(DIRECTIONS FOR THIS TASK)
Repeat all entries exactly.

(RECORDS TO USE)

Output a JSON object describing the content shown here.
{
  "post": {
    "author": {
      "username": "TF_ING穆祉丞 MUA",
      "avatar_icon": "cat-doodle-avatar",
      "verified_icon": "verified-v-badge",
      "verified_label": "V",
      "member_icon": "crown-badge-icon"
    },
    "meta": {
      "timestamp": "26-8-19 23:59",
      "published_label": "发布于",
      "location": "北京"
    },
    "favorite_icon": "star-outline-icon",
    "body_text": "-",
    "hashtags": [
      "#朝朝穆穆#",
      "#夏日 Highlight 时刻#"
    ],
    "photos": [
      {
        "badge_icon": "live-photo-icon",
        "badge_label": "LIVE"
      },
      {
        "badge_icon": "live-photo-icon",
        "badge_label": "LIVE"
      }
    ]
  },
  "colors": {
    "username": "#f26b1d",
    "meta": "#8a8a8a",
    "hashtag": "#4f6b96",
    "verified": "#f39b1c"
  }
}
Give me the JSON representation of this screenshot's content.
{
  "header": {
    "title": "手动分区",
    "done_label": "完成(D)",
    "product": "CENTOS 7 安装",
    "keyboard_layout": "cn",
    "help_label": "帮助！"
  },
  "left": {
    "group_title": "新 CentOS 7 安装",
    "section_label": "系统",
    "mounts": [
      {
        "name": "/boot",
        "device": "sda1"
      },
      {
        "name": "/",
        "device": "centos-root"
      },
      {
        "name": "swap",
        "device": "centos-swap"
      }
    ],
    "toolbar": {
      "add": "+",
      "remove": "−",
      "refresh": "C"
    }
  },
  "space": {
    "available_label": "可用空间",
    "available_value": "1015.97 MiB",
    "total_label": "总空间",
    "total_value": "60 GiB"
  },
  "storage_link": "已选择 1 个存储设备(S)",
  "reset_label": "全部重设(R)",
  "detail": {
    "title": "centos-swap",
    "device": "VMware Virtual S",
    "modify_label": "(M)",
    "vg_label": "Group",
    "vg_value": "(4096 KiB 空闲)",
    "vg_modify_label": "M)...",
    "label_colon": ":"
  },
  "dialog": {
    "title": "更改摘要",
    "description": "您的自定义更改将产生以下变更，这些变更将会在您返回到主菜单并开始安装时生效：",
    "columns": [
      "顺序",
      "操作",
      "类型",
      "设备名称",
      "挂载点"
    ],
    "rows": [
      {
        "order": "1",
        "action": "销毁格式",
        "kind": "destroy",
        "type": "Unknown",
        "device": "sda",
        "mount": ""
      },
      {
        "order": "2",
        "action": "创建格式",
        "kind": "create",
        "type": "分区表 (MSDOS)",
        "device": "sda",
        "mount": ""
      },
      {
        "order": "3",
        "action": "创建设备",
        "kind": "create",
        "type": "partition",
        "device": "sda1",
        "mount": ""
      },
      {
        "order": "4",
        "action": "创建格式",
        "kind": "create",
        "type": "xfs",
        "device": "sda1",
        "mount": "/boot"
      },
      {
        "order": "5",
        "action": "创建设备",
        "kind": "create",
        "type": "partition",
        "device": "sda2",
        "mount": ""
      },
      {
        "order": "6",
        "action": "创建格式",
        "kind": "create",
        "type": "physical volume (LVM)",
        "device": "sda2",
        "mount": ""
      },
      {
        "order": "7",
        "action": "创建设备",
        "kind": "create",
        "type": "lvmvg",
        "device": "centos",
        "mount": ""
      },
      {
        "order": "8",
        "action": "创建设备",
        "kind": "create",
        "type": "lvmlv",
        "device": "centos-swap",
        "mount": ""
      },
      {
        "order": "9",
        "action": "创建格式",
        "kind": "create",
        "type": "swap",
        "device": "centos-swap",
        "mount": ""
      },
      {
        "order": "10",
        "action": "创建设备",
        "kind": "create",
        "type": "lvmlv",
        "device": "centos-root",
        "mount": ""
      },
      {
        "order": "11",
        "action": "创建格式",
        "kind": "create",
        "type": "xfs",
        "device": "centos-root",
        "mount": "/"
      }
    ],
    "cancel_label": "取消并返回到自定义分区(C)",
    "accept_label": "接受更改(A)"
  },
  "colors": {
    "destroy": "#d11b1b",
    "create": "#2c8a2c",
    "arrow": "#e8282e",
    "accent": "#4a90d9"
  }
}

(ANSWER BELOW)
Output a JSON object describing the content shown here.
{
  "post": {
    "author": {
      "username": "TF_ING穆祉丞 MUA",
      "avatar_icon": "cat-doodle-avatar",
      "verified_icon": "verified-v-badge",
      "verified_label": "V",
      "member_icon": "crown-badge-icon"
    },
    "meta": {
      "timestamp": "26-8-19 23:59",
      "published_label": "发布于",
      "location": "北京"
    },
    "favorite_icon": "star-outline-icon",
    "body_text": "-",
    "hashtags": [
      "#朝朝穆穆#",
      "#夏日 Highlight 时刻#"
    ],
    "photos": [
      {
        "badge_icon": "live-photo-icon",
        "badge_label": "LIVE"
      },
      {
        "badge_icon": "live-photo-icon",
        "badge_label": "LIVE"
      }
    ]
  },
  "colors": {
    "username": "#f26b1d",
    "meta": "#8a8a8a",
    "hashtag": "#4f6b96",
    "verified": "#f39b1c"
  }
}
Give me the JSON representation of this screenshot's content.
{
  "header": {
    "title": "手动分区",
    "done_label": "完成(D)",
    "product": "CENTOS 7 安装",
    "keyboard_layout": "cn",
    "help_label": "帮助！"
  },
  "left": {
    "group_title": "新 CentOS 7 安装",
    "section_label": "系统",
    "mounts": [
      {
        "name": "/boot",
        "device": "sda1"
      },
      {
        "name": "/",
        "device": "centos-root"
      },
      {
        "name": "swap",
        "device": "centos-swap"
      }
    ],
    "toolbar": {
      "add": "+",
      "remove": "−",
      "refresh": "C"
    }
  },
  "space": {
    "available_label": "可用空间",
    "available_value": "1015.97 MiB",
    "total_label": "总空间",
    "total_value": "60 GiB"
  },
  "storage_link": "已选择 1 个存储设备(S)",
  "reset_label": "全部重设(R)",
  "detail": {
    "title": "centos-swap",
    "device": "VMware Virtual S",
    "modify_label": "(M)",
    "vg_label": "Group",
    "vg_value": "(4096 KiB 空闲)",
    "vg_modify_label": "M)...",
    "label_colon": ":"
  },
  "dialog": {
    "title": "更改摘要",
    "description": "您的自定义更改将产生以下变更，这些变更将会在您返回到主菜单并开始安装时生效：",
    "columns": [
      "顺序",
      "操作",
      "类型",
      "设备名称",
      "挂载点"
    ],
    "rows": [
      {
        "order": "1",
        "action": "销毁格式",
        "kind": "destroy",
        "type": "Unknown",
        "device": "sda",
        "mount": ""
      },
      {
        "order": "2",
        "action": "创建格式",
        "kind": "create",
        "type": "分区表 (MSDOS)",
        "device": "sda",
        "mount": ""
      },
      {
        "order": "3",
        "action": "创建设备",
        "kind": "create",
        "type": "partition",
        "device": "sda1",
        "mount": ""
      },
      {
        "order": "4",
        "action": "创建格式",
        "kind": "create",
        "type": "xfs",
        "device": "sda1",
        "mount": "/boot"
      },
      {
        "order": "5",
        "action": "创建设备",
        "kind": "create",
        "type": "partition",
        "device": "sda2",
        "mount": ""
      },
      {
        "order": "6",
        "action": "创建格式",
        "kind": "create",
        "type": "physical volume (LVM)",
        "device": "sda2",
        "mount": ""
      },
      {
        "order": "7",
        "action": "创建设备",
        "kind": "create",
        "type": "lvmvg",
        "device": "centos",
        "mount": ""
      },
      {
        "order": "8",
        "action": "创建设备",
        "kind": "create",
        "type": "lvmlv",
        "device": "centos-swap",
        "mount": ""
      },
      {
        "order": "9",
        "action": "创建格式",
        "kind": "create",
        "type": "swap",
        "device": "centos-swap",
        "mount": ""
      },
      {
        "order": "10",
        "action": "创建设备",
        "kind": "create",
        "type": "lvmlv",
        "device": "centos-root",
        "mount": ""
      },
      {
        "order": "11",
        "action": "创建格式",
        "kind": "create",
        "type": "xfs",
        "device": "centos-root",
        "mount": "/"
      }
    ],
    "cancel_label": "取消并返回到自定义分区(C)",
    "accept_label": "接受更改(A)"
  },
  "colors": {
    "destroy": "#d11b1b",
    "create": "#2c8a2c",
    "arrow": "#e8282e",
    "accent": "#4a90d9"
  }
}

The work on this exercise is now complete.